--- Start of Input material ---
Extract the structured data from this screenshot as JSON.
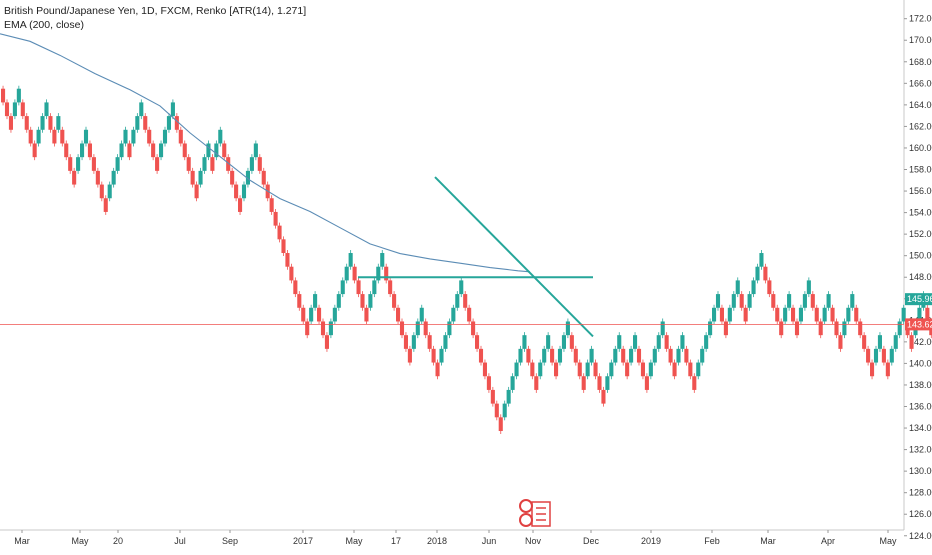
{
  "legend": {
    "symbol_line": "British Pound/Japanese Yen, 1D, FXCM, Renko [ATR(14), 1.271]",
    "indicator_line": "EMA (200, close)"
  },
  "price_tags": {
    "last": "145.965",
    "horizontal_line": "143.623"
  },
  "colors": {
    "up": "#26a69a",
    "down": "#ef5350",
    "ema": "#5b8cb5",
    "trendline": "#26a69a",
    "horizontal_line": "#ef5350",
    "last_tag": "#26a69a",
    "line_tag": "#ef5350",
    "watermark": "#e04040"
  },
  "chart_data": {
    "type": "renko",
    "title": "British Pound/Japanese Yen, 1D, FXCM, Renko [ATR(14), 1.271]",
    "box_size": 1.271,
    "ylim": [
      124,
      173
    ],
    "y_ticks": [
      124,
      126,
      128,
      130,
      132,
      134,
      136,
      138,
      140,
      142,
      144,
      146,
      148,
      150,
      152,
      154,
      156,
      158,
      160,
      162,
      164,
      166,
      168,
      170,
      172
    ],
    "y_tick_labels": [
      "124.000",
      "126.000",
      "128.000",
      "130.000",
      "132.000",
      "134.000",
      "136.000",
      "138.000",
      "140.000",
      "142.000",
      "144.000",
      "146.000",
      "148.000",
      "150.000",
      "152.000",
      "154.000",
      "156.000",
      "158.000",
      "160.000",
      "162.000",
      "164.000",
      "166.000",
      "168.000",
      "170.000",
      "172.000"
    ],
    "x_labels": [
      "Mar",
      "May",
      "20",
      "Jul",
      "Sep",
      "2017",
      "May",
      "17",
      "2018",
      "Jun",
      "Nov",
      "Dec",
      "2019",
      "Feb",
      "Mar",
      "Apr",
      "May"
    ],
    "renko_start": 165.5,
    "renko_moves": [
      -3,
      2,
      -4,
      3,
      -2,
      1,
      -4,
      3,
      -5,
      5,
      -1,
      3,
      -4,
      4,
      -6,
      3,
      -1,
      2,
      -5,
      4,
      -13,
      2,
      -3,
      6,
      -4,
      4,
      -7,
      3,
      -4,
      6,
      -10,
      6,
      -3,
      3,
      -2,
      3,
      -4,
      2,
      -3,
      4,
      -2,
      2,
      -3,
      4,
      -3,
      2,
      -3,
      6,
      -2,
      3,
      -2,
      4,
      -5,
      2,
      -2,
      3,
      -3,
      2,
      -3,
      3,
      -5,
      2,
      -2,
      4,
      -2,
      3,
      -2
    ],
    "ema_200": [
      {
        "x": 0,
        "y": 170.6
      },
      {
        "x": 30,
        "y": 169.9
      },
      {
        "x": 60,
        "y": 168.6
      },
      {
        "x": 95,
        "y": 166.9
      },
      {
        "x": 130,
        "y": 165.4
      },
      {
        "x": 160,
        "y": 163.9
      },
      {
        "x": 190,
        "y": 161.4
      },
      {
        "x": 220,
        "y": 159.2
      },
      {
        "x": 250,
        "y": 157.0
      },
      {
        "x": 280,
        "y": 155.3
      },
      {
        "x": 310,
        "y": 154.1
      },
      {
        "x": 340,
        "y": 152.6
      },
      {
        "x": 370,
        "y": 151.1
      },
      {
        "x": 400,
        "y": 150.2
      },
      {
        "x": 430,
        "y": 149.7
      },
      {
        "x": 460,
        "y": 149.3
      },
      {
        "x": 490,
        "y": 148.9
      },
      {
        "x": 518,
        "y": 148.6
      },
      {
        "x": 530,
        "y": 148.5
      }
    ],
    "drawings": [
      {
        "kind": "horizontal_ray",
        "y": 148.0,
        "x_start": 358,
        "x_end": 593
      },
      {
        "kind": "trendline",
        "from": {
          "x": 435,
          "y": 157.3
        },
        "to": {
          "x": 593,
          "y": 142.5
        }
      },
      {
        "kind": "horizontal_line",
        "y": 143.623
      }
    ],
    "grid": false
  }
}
--- End of Input material ---
* What the task requires
Find the count of lines in the data above where the string "Pound" occurs. Provide that number alone.

* Answer to the exercise
2